Data to use →

[Begin]

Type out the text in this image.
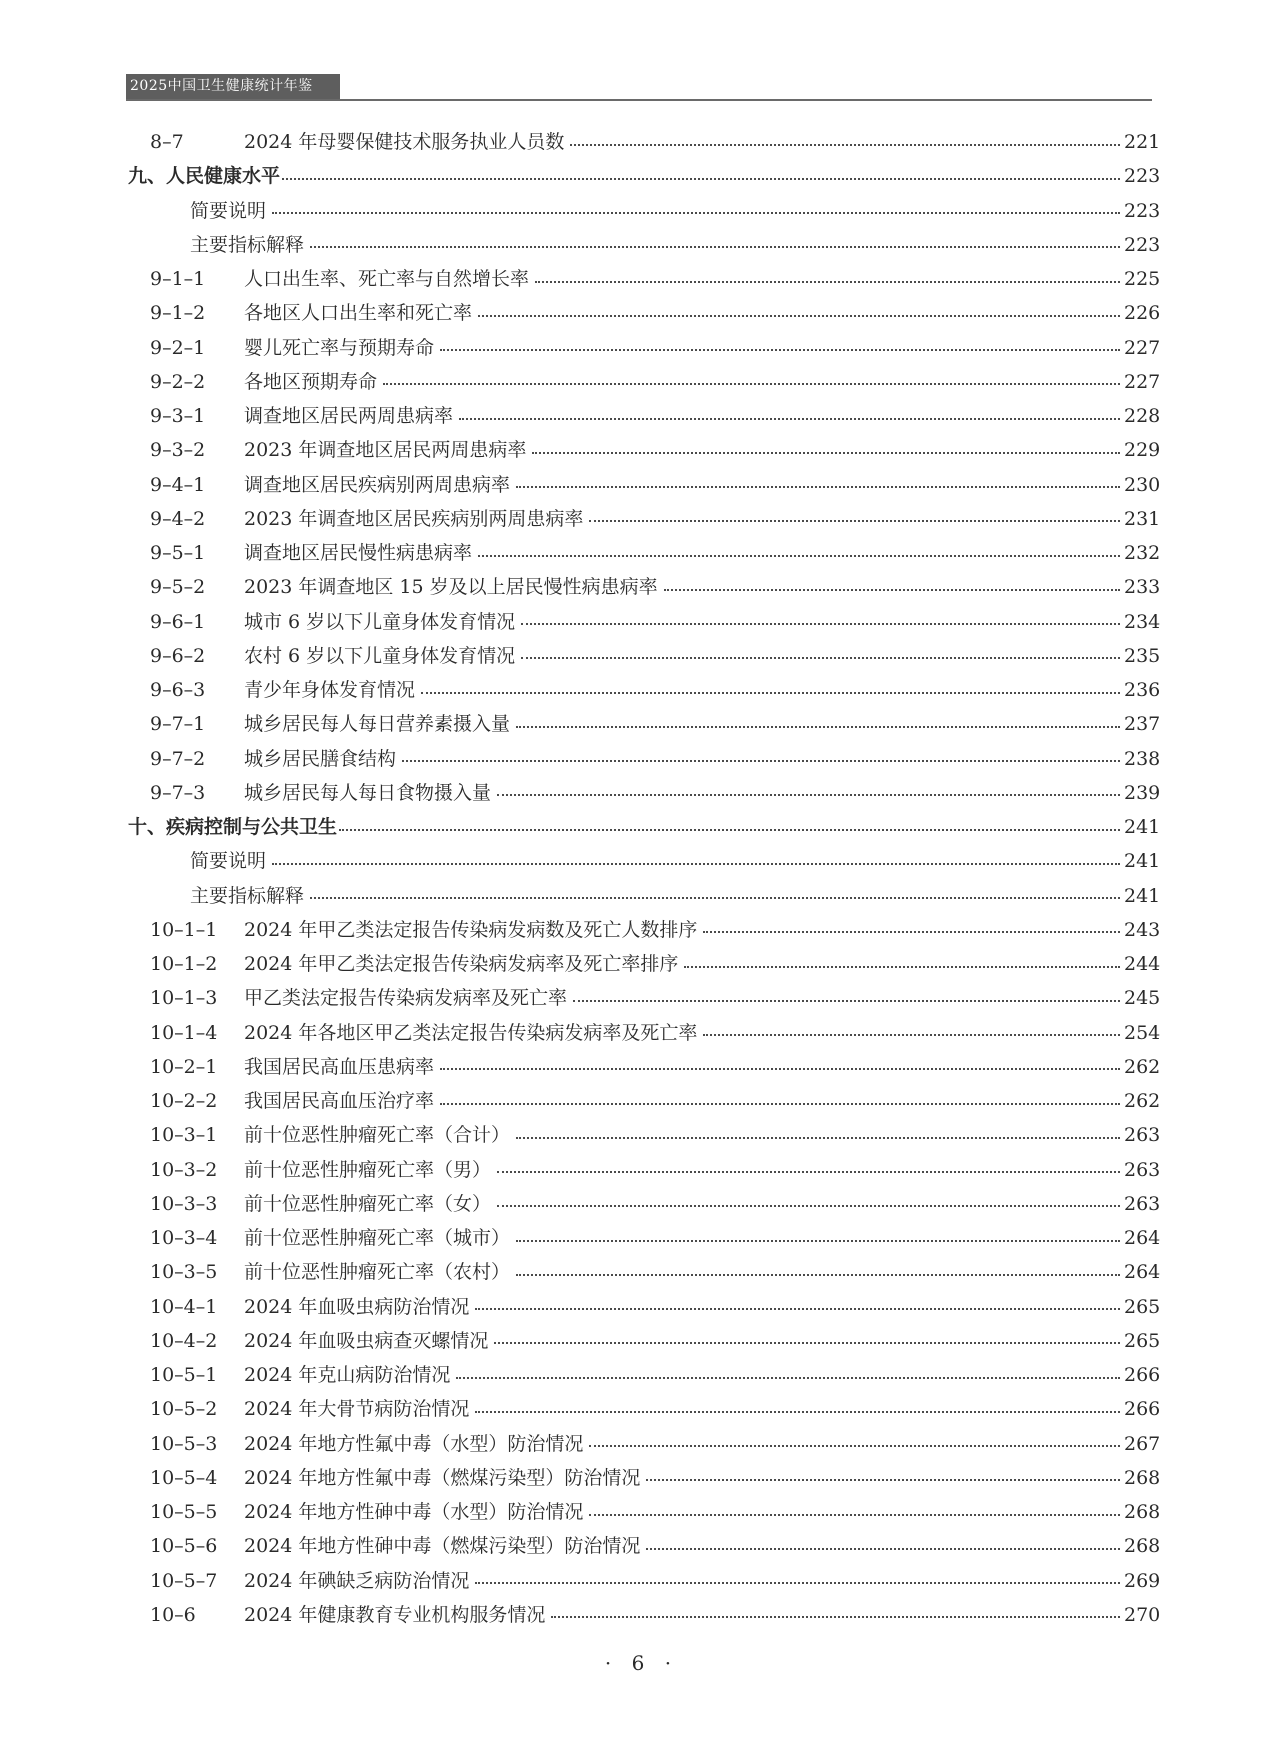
2025中国卫生健康统计年鉴
8–7	2024 年母婴保健技术服务执业人员数	221
九、人民健康水平	223
简要说明	223
主要指标解释	223
9–1–1	人口出生率、死亡率与自然增长率	225
9–1–2	各地区人口出生率和死亡率	226
9–2–1	婴儿死亡率与预期寿命	227
9–2–2	各地区预期寿命	227
9–3–1	调查地区居民两周患病率	228
9–3–2	2023 年调查地区居民两周患病率	229
9–4–1	调查地区居民疾病别两周患病率	230
9–4–2	2023 年调查地区居民疾病别两周患病率	231
9–5–1	调查地区居民慢性病患病率	232
9–5–2	2023 年调查地区 15 岁及以上居民慢性病患病率	233
9–6–1	城市 6 岁以下儿童身体发育情况	234
9–6–2	农村 6 岁以下儿童身体发育情况	235
9–6–3	青少年身体发育情况	236
9–7–1	城乡居民每人每日营养素摄入量	237
9–7–2	城乡居民膳食结构	238
9–7–3	城乡居民每人每日食物摄入量	239
十、疾病控制与公共卫生	241
简要说明	241
主要指标解释	241
10–1–1	2024 年甲乙类法定报告传染病发病数及死亡人数排序	243
10–1–2	2024 年甲乙类法定报告传染病发病率及死亡率排序	244
10–1–3	甲乙类法定报告传染病发病率及死亡率	245
10–1–4	2024 年各地区甲乙类法定报告传染病发病率及死亡率	254
10–2–1	我国居民高血压患病率	262
10–2–2	我国居民高血压治疗率	262
10–3–1	前十位恶性肿瘤死亡率（合计）	263
10–3–2	前十位恶性肿瘤死亡率（男）	263
10–3–3	前十位恶性肿瘤死亡率（女）	263
10–3–4	前十位恶性肿瘤死亡率（城市）	264
10–3–5	前十位恶性肿瘤死亡率（农村）	264
10–4–1	2024 年血吸虫病防治情况	265
10–4–2	2024 年血吸虫病查灭螺情况	265
10–5–1	2024 年克山病防治情况	266
10–5–2	2024 年大骨节病防治情况	266
10–5–3	2024 年地方性氟中毒（水型）防治情况	267
10–5–4	2024 年地方性氟中毒（燃煤污染型）防治情况	268
10–5–5	2024 年地方性砷中毒（水型）防治情况	268
10–5–6	2024 年地方性砷中毒（燃煤污染型）防治情况	268
10–5–7	2024 年碘缺乏病防治情况	269
10–6	2024 年健康教育专业机构服务情况	270
· 6 ·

[End]

What you will do → Repeat the material above verbatim. Leave the pictures behind.

Exercise answer →
Type out the text in this image.
2025中国卫生健康统计年鉴
8–7	2024 年母婴保健技术服务执业人员数	221
九、人民健康水平	223
简要说明	223
主要指标解释	223
9–1–1	人口出生率、死亡率与自然增长率	225
9–1–2	各地区人口出生率和死亡率	226
9–2–1	婴儿死亡率与预期寿命	227
9–2–2	各地区预期寿命	227
9–3–1	调查地区居民两周患病率	228
9–3–2	2023 年调查地区居民两周患病率	229
9–4–1	调查地区居民疾病别两周患病率	230
9–4–2	2023 年调查地区居民疾病别两周患病率	231
9–5–1	调查地区居民慢性病患病率	232
9–5–2	2023 年调查地区 15 岁及以上居民慢性病患病率	233
9–6–1	城市 6 岁以下儿童身体发育情况	234
9–6–2	农村 6 岁以下儿童身体发育情况	235
9–6–3	青少年身体发育情况	236
9–7–1	城乡居民每人每日营养素摄入量	237
9–7–2	城乡居民膳食结构	238
9–7–3	城乡居民每人每日食物摄入量	239
十、疾病控制与公共卫生	241
简要说明	241
主要指标解释	241
10–1–1	2024 年甲乙类法定报告传染病发病数及死亡人数排序	243
10–1–2	2024 年甲乙类法定报告传染病发病率及死亡率排序	244
10–1–3	甲乙类法定报告传染病发病率及死亡率	245
10–1–4	2024 年各地区甲乙类法定报告传染病发病率及死亡率	254
10–2–1	我国居民高血压患病率	262
10–2–2	我国居民高血压治疗率	262
10–3–1	前十位恶性肿瘤死亡率（合计）	263
10–3–2	前十位恶性肿瘤死亡率（男）	263
10–3–3	前十位恶性肿瘤死亡率（女）	263
10–3–4	前十位恶性肿瘤死亡率（城市）	264
10–3–5	前十位恶性肿瘤死亡率（农村）	264
10–4–1	2024 年血吸虫病防治情况	265
10–4–2	2024 年血吸虫病查灭螺情况	265
10–5–1	2024 年克山病防治情况	266
10–5–2	2024 年大骨节病防治情况	266
10–5–3	2024 年地方性氟中毒（水型）防治情况	267
10–5–4	2024 年地方性氟中毒（燃煤污染型）防治情况	268
10–5–5	2024 年地方性砷中毒（水型）防治情况	268
10–5–6	2024 年地方性砷中毒（燃煤污染型）防治情况	268
10–5–7	2024 年碘缺乏病防治情况	269
10–6	2024 年健康教育专业机构服务情况	270
· 6 ·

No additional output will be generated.